── Texto apresentado ──

Uma história real - Ledice Pereira

 



 

Uma história real

Ledice Pereira

(os nomes foram alterados, por razões óbvias)

 

Eu me lembro muito dela. Terezinha seria uns quinze anos mais velha do que eu. Irmã de Julieta, uma grande amiga de minha mãe. Frequentava muito nossa casa. Era baixinha, gordinha, meio infantil. O cabelo não era ralo e liso como o da irmã e o da mãe. Hoje, eu diria que ela possuía  o cabelo do tipo black power. Mas como o pai era um tipo caboclo, essa diferença entre as irmãs era aceita normalmente. Elas tinham também um irmão, Jorge, mais novo do que Terezinha que, por sinal, era um bon vivant. Não queria nada com o batente. Ao contrário de Terezinha, tinha traços da mãe, do pai e da irmã mais velha. Era bonito, simpático e galanteador e vivia cercado de jovens garotas casadoiras.

A diferença de idade entre as duas irmãs era de uns quinze anos, ou mais. Como a mãe fosse uma senhora bem mais idosa e doente, Julieta, que nunca se casou, fazia o papel maternal, cuidava, vestia, mimava, zangava e educava Terezinha.

Para mim, criança, estava tudo bem. Fui crescendo com a presença constante delas à nossa volta. Viajamos juntas, almoçávamos frequentemente na casa uma da outra. Enfim, éramos muito próximas, tanto que eu chamava Julieta de tia.

Os anos se passaram e um dia, eu adolescente, entrei na sala durante uma conversa que minha mãe tinha com uma prima. Elas comentavam que Terezinha era adotada. Aquilo caiu em mim como uma bomba. Durante vários dias e noites pensei no fato. Ao mesmo tempo, comecei a perceber e entender as diferenças, um certo atraso mental, as dificuldades que tia Julieta tinha para conduzi-la, o jeito infantil, apesar da idade. Por outro lado, notava o amor e a paciência que todos, pais e irmãos, tinham com ela.

Com trinta e poucos anos, Terezinha conheceu um rapaz por quem se apaixonou e de quem engravidou. A notícia pegou a todos de surpresa e foi difícil lidar com a situação, mas não havia o que fazer. O tal namorado, nem preciso dizer que sumiu. E Terezinha teve que levar adiante a gravidez, para a qual ela não estava nem um pouco preparada física e psicologicamente.

Tia Julieta, que era muito prática, tratou de fazer o enxoval do bebê e de organizar tudo para recebê-lo. O bebê, que nasceu com a cara da mãe, foi cercado de todos os cuidados e carinho.

Terezinha até se saiu bem na nova função dedicando-se de corpo e alma àquela criaturinha. Mas, esqueci de contar que ela que já sofria de asma, passou a ter frequentes crises que a deixavam sem ar. Quando o pequenino Thomas estava com dois anos, numa dessas crises, Terezinha veio a falecer.

Tia Julieta tinha então cinquenta e poucos anos, a mãe, oitenta e tantos e ficou com elas a tarefa de criar o sobrinho e neto.

───
── Material fornecido ──

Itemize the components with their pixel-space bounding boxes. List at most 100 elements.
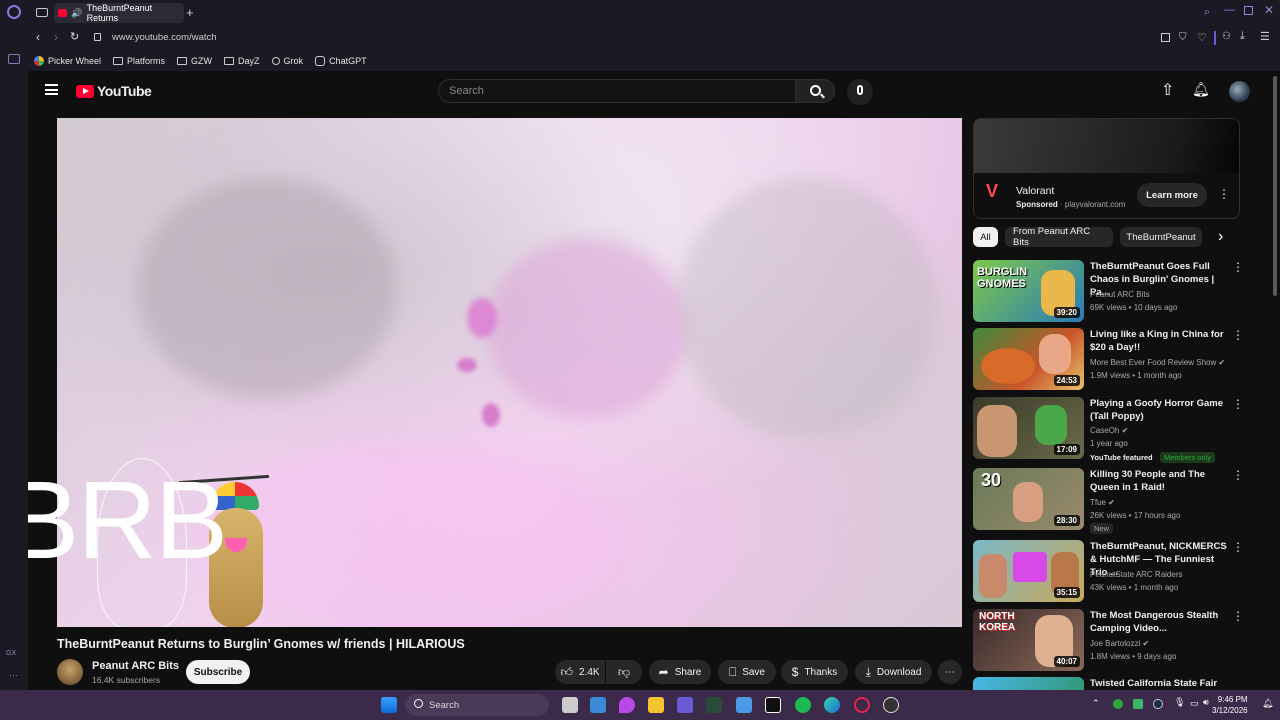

───

Tarefas do exercício -
**1.** Reproduza do texto apresentado o trecho que começa nas palavras "Tia Julieta, que" e termina logo após "veio a falecer.".
**2.** Resuma o texto apresentado em três frases.
Responda com base apenas no texto apresentado, sem recorrer à listagem.

Respostas às tarefas -
**1.**
Tia Julieta, que era muito prática, tratou de fazer o enxoval do bebê e de organizar tudo para recebê-lo. O bebê, que nasceu com a cara da mãe, foi cercado de todos os cuidados e carinho.

Terezinha até se saiu bem na nova função dedicando-se de corpo e alma àquela criaturinha. Mas, esqueci de contar que ela que já sofria de asma, passou a ter frequentes crises que a deixavam sem ar. Quando o pequenino Thomas estava com dois anos, numa dessas crises, Terezinha veio a falecer.

**2.** Terezinha, irmã bem mais nova de Julieta, grande amiga da mãe de quem narra, era cuidada e educada por Julieta, e anos depois quem narra descobriu, ao ouvir uma conversa, que ela era adotada. Com trinta e poucos anos, Terezinha engravidou de um rapaz que sumiu, e o bebê, Thomas, foi recebido com todos os cuidados e carinho. Terezinha, que sofria de asma, morreu numa crise quando Thomas tinha dois anos, e coube a Julieta e à mãe a tarefa de criá-lo.